(What this task involves) Rewrite the article about Fox's soccer career starting with "In four seasons" and going on through "and older players.", putting "Slugs" in place of "Banana Slugs".

(Text provided)
"""

Fox, of Dimond High fame, scored six goals in four games this summer to help the Alaska Timbers go 5-0-1 and win the Last Frontier division. He was named first-team All-UPSL and was one of four players nationally to be nominated for MVP honors.
The 6-foot-3 forward netted the first goal in team history on his way to having two goals in three separate games and finishing second on his team in points.
“We had a great squad,” Fox said. “Will (Lucero) and Jeremy (Johnson) are both fantastic coaches. I’m glad they gave me the opportunity to play. It was a team effort that led to us winning the league.”
Wrapping up his career with awards and accolades felt much better than how things finished at the University of California Santa Cruz, where he played only seven games as a senior before an injury ended his career prematurely.
In four seasons with the NCAA D3 Banana Slugs, Fox collected 3-3-9 scoring totals in 42 games. His best season came as a junior when he racked up three goals, one assist and nine starts in 19 games.
Playing with the Timbers allowed Fox to end his career on a high note. He played men’s league in 2019 but that didn’t cut it. He needed the UPSL.
“It was cool to just get the opportunity post college to be able to play at a high level and get back into shape that I definitely lost,” he said with a laugh. “I just love the game and playing with the guys, so I think it was a great opportunity for me.”
The nationwide UPSL came to Alaska in 2019 and the 2020 season featured four teams in Anchorage, Fairbanks and the Mat-Su Valley comprised of high school, college and older players.
“I think the UPSL overall gives Alaska a new dimension and a new chance for especially for younger players,” Fox said. “There are a lot of players looking to go to the next level and having a semi-pro league in Alaska provides that exposure.”
“I think it’s a great thing what Alaska is doing to provide a more competitive atmosphere than, just say, men’s league.”
With higher stakes, Fox felt a higher sense of responsibility to share his expansive experience with younger players who have aspirations to play in college. He provided context to questions and offered insight to help them get a leg up before making the jump.
“It’s always cool to see that desire in younger players to go on and play at the next level,” he said. “It’s a lot of work, but it’s also very rewarding.”
Fox, 22, graduated from UC Santa Cruz in 2019 with a degree in Legal Studies and he’s now attending law school at George Washington University in our nation’s capital.
He credited the structure of college soccer for helping shape his work ethic as a student.
“You really don’t have an option to get behind on anything and that motivated me to work hard on the field and then off the field just get it done in the classroom so I could spend as much time as I thought was necessary on soccer, and I could really enjoy it without having deadlines or anything hanging over me,” he said.
“That also transitioned to law school, where having that structure throughout college has enabled me to keep that same mentality and desire and time management skills. Having that balance in under grad really helped prepare me for the time management of it because (law school) is a lot of reading and a lot of time, but I’m really enjoying it here.”
Fox said he loves living in Washington, D.C. He also spent two and a half months there as a summer intern when he was in college.
“When I was applying for law schools D.C. was one of my top choices,” he said. “I’m very glad to be back and I want to do something in the intersection of law and politics and look to help shape the political system.”
Fox will go from scoring goals as a striker to assisting people as an attorney.
“It’s my opinion the law doesn’t work for a lot of people it should,” he said. “I hope to help change that.”

"""

(Data extract)
"""

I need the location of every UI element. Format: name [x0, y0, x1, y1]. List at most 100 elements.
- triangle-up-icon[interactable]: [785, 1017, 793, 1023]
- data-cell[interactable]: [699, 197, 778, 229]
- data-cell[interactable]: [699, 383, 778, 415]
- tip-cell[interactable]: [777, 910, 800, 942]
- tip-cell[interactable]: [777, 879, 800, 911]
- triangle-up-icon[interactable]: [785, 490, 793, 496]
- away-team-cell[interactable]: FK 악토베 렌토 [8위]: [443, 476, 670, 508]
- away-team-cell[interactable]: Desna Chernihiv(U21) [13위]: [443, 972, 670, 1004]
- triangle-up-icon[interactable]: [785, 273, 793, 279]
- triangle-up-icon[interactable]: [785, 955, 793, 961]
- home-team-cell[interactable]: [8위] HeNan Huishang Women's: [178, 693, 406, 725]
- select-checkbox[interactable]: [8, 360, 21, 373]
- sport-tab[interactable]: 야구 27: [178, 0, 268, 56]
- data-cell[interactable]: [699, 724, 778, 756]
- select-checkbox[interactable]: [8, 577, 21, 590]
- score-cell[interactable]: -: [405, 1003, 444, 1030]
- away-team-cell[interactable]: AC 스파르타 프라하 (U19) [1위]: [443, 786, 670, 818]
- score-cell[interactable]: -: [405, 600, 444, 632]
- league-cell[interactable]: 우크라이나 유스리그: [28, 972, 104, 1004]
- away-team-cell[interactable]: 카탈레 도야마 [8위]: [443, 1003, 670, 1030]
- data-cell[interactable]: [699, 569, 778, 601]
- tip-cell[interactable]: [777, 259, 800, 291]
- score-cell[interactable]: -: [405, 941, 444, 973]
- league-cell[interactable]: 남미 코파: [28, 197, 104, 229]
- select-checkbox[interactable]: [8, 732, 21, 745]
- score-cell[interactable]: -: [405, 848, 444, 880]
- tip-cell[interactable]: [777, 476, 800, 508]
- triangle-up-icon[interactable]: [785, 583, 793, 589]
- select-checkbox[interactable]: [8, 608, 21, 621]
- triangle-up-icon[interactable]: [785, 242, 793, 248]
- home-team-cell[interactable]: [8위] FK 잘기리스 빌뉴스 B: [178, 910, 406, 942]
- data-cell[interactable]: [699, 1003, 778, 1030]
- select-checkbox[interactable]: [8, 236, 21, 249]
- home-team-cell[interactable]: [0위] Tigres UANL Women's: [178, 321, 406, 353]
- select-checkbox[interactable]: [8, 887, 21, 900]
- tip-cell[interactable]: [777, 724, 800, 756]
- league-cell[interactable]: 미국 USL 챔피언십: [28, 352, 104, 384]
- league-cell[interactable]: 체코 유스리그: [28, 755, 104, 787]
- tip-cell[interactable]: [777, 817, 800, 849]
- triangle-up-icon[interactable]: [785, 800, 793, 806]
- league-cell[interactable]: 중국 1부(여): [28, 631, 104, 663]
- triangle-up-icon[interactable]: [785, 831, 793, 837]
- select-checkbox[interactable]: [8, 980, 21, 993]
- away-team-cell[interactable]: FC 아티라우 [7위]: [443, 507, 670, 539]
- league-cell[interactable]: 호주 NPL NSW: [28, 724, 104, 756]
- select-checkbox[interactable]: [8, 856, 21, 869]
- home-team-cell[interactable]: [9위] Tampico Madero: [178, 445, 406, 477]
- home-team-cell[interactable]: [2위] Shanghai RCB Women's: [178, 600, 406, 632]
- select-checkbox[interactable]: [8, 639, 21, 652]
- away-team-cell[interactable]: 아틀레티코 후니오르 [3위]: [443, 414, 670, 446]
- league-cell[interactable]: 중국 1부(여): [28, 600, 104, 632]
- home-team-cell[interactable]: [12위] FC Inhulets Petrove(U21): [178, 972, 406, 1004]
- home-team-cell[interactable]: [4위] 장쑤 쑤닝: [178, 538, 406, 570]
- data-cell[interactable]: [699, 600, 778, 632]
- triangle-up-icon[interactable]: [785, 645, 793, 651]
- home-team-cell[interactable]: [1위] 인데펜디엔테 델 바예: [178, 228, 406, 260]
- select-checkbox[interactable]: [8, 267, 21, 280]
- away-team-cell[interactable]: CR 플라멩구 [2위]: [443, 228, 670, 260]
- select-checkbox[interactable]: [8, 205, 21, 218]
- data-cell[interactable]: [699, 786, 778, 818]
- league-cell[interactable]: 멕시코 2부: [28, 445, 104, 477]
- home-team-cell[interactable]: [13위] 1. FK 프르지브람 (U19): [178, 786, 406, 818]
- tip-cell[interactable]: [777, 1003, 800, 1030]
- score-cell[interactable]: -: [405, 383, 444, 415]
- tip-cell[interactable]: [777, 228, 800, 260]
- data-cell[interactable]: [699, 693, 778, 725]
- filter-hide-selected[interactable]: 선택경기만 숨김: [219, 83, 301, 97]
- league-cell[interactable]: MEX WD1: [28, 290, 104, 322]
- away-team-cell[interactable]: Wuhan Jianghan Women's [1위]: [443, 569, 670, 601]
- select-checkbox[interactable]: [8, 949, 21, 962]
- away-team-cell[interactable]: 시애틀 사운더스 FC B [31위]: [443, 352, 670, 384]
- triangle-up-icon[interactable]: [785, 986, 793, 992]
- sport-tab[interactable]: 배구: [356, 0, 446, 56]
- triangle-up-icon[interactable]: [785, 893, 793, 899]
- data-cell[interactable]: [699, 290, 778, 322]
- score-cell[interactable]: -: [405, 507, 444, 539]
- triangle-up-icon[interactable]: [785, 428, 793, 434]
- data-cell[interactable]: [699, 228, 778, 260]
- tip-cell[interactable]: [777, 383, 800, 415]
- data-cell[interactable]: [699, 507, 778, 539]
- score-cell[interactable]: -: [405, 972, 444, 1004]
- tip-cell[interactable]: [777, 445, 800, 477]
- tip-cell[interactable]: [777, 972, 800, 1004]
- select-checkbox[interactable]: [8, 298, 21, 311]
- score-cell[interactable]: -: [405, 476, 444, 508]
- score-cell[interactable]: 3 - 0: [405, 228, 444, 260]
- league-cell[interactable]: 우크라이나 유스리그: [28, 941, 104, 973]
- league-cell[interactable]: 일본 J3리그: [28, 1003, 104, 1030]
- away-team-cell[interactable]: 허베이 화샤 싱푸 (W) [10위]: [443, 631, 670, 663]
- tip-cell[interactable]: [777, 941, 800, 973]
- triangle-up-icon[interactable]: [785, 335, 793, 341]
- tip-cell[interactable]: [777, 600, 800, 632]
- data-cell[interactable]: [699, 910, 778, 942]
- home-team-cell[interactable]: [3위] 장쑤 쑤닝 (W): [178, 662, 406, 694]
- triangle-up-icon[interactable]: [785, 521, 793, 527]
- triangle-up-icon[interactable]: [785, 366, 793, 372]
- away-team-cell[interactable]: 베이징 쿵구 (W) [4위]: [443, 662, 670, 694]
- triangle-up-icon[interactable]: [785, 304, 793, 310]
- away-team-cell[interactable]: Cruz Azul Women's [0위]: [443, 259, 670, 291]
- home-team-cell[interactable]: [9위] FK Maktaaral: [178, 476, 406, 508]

"""

(Task solution)
In four seasons with the NCAA D3 Slugs, Fox collected 3-3-9 scoring totals in 42 games. His best season came as a junior when he racked up three goals, one assist and nine starts in 19 games.
Playing with the Timbers allowed Fox to end his career on a high note. He played men’s league in 2019 but that didn’t cut it. He needed the UPSL.
“It was cool to just get the opportunity post college to be able to play at a high level and get back into shape that I definitely lost,” he said with a laugh. “I just love the game and playing with the guys, so I think it was a great opportunity for me.”
The nationwide UPSL came to Alaska in 2019 and the 2020 season featured four teams in Anchorage, Fairbanks and the Mat-Su Valley comprised of high school, college and older players.